Data communications 137 may be further transmitted to and from, for example, an ONT 140 in the form of voice, video, data, and/or telemetry over copper, fiber, or other suitable connection 138 as known to those skilled in the art. The ONUs 135a-n transmit upstream communication signals 145a-n back to the OSC 125 via fiber connections 133. The OSC 125, in turn, combines the ONU 135a-n upstream signals 145a-n and transmits a combined signal 150 back to the OLT 115 which, for example, may employ a time division multiplex (TDM) protocol to determine from which ONUs 135a-n portions of the combined signal 150 are received. The OLT 115 may further transmit the communication signals 112 to a WAN 105.
Communications between the OLT 115 and the ONUs 135a-n occur using a downstream wavelength, for example 1490 nanometer (nm), and an upstream wavelength, for example 1310 nm. The downstream communications 120 from the OLT 115 to the ONUs 135a-n may be provided at 2.488 Gbps, which is shared across all ONUs. The upstream communications 145a-n from the ONUs 135a-n to the OLT 115 may be provided at 1.244 Gbps, which is shared among all ONUs 135a-n connected to the OSC 125. Other communication data rates known in the art may also be employed.
Communication signals 202 are transmitted between the OLT 205 and a WAN (not shown). A transmitting optical network node, such as an OLT 205, transmits optical signals 212 to an OSC 215. After splitting and flowing through the OSC 215, the optical signals 222 continue to a receiving optical network node, such as the ONU 220a. The OLT 205 and/or the ONU 220a may include an attenuation measurement unit 210, 225 configured to measure the optical path attenuation.
- - - -
- **Goal A**
Based on the passage on optical network communications, say whether each statement agrees with it: (i) 1490 nm is given as an example of the downstream wavelength; (ii) upstream communications from the ONUs to the OLT may be provided at 2.488 Gbps; (iii) the OSC combines the ONU upstream signals and sends a combined signal back to the OLT. Answer yes or no for each, and quote the words that decide it.
The passage and the records below are unrelated material.
- - - -
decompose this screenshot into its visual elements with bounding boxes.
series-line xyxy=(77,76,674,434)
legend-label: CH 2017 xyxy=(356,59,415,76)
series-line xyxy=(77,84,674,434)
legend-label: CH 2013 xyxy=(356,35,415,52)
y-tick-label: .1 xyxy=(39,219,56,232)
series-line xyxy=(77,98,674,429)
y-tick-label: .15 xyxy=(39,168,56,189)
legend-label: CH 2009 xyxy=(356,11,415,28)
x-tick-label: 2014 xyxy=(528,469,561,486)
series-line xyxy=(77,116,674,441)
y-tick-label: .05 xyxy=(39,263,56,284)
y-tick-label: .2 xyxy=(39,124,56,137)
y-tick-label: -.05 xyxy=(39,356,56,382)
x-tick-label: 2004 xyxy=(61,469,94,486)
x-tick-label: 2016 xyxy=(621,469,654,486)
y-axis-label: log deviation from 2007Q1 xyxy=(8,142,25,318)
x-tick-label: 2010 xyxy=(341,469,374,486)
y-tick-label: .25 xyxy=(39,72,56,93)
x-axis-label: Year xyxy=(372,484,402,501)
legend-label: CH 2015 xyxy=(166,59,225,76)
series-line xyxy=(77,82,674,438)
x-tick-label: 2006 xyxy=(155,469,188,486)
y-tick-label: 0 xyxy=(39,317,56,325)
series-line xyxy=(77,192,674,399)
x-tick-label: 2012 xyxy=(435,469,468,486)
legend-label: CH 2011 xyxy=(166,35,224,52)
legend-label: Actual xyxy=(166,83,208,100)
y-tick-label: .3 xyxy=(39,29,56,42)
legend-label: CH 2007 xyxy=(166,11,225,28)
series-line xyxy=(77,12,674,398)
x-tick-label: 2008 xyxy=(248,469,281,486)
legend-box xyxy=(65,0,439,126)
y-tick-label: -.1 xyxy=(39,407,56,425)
- - - -
- **Goal B**
Transcribe the records word for word, from their first line through the line containing "y-tick-label: .2 xyxy=(39,124,56,137)".

- **Correct response A**
(i) Yes: "a downstream wavelength, for example 1490 nanometer (nm)"
(ii) No: "The upstream communications 145a-n from the ONUs 135a-n to the OLT 115 may be provided at 1.244 Gbps"
(iii) Yes: "The OSC 125, in turn, combines the ONU 135a-n upstream signals 145a-n and transmits a combined signal 150 back to the OLT 115"

- **Correct response B**
decompose this screenshot into its visual elements with bounding boxes.
series-line xyxy=(77,76,674,434)
legend-label: CH 2017 xyxy=(356,59,415,76)
series-line xyxy=(77,84,674,434)
legend-label: CH 2013 xyxy=(356,35,415,52)
y-tick-label: .1 xyxy=(39,219,56,232)
series-line xyxy=(77,98,674,429)
y-tick-label: .15 xyxy=(39,168,56,189)
legend-label: CH 2009 xyxy=(356,11,415,28)
x-tick-label: 2014 xyxy=(528,469,561,486)
series-line xyxy=(77,116,674,441)
y-tick-label: .05 xyxy=(39,263,56,284)
y-tick-label: .2 xyxy=(39,124,56,137)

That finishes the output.